[Entries taken from a collection]

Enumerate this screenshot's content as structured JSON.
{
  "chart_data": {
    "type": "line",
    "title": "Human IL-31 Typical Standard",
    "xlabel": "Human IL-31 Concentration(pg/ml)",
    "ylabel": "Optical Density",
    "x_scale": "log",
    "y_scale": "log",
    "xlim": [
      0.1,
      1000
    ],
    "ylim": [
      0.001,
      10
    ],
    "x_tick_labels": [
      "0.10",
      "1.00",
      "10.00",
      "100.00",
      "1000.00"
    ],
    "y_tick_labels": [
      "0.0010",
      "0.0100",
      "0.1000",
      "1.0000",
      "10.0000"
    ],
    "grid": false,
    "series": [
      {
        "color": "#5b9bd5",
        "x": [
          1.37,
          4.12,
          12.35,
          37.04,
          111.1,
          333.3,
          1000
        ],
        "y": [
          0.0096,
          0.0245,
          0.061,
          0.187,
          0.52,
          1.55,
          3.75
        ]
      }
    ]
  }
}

» **Exercise requirements**
Count all lines of the data that include "Human". The answer is the number alone.

» **Complete answer**
2